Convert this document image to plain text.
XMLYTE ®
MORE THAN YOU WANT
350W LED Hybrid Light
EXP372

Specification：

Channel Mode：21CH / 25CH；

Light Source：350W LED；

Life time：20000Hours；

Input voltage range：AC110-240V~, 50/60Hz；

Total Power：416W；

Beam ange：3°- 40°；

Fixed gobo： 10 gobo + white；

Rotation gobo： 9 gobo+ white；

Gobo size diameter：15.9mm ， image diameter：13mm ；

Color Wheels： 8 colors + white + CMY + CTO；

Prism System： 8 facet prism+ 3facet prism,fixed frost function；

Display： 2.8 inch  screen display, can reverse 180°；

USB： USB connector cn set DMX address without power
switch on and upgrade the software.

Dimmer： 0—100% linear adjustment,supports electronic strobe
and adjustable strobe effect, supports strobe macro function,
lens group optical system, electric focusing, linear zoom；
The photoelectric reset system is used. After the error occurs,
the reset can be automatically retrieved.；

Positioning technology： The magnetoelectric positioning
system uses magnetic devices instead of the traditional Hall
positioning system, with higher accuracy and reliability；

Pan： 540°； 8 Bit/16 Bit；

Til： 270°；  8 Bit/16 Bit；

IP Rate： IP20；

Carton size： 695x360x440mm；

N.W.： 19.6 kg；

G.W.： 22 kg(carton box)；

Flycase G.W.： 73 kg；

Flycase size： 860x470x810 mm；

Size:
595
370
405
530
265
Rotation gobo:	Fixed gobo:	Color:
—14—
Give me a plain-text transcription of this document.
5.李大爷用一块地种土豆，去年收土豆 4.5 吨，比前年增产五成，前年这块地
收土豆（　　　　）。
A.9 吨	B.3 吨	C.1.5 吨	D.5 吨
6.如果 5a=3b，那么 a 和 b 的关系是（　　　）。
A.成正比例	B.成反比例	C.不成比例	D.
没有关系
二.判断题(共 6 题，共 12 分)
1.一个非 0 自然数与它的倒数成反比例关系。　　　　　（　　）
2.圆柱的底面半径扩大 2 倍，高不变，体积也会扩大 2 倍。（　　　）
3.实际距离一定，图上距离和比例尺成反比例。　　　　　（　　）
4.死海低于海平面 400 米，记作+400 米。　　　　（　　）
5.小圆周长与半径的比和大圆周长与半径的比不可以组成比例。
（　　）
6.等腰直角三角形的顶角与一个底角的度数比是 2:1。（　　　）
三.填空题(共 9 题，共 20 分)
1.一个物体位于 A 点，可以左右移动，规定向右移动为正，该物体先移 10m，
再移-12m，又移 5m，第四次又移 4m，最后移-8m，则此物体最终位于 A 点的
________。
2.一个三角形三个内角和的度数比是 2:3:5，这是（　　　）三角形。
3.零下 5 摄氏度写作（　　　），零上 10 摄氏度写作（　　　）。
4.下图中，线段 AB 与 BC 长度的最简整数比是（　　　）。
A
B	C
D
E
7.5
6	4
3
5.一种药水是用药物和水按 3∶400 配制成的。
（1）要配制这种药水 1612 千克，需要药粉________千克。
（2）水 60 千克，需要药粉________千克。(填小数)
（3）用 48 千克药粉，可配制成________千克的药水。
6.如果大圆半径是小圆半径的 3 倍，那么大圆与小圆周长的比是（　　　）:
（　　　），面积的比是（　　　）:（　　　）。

..............................

» **Required task**
From the "Give me a plain-text" line to the close of the listing, restate each line word for word.

» **Output for this task**
Give me a plain-text transcription of this document.
5.李大爷用一块地种土豆，去年收土豆 4.5 吨，比前年增产五成，前年这块地
收土豆（　　　　）。
A.9 吨	B.3 吨	C.1.5 吨	D.5 吨
6.如果 5a=3b，那么 a 和 b 的关系是（　　　）。
A.成正比例	B.成反比例	C.不成比例	D.
没有关系
二.判断题(共 6 题，共 12 分)
1.一个非 0 自然数与它的倒数成反比例关系。　　　　　（　　）
2.圆柱的底面半径扩大 2 倍，高不变，体积也会扩大 2 倍。（　　　）
3.实际距离一定，图上距离和比例尺成反比例。　　　　　（　　）
4.死海低于海平面 400 米，记作+400 米。　　　　（　　）
5.小圆周长与半径的比和大圆周长与半径的比不可以组成比例。
（　　）
6.等腰直角三角形的顶角与一个底角的度数比是 2:1。（　　　）
三.填空题(共 9 题，共 20 分)
1.一个物体位于 A 点，可以左右移动，规定向右移动为正，该物体先移 10m，
再移-12m，又移 5m，第四次又移 4m，最后移-8m，则此物体最终位于 A 点的
________。
2.一个三角形三个内角和的度数比是 2:3:5，这是（　　　）三角形。
3.零下 5 摄氏度写作（　　　），零上 10 摄氏度写作（　　　）。
4.下图中，线段 AB 与 BC 长度的最简整数比是（　　　）。
A
B	C
D
E
7.5
6	4
3
5.一种药水是用药物和水按 3∶400 配制成的。
（1）要配制这种药水 1612 千克，需要药粉________千克。
（2）水 60 千克，需要药粉________千克。(填小数)
（3）用 48 千克药粉，可配制成________千克的药水。
6.如果大圆半径是小圆半径的 3 倍，那么大圆与小圆周长的比是（　　　）:
（　　　），面积的比是（　　　）:（　　　）。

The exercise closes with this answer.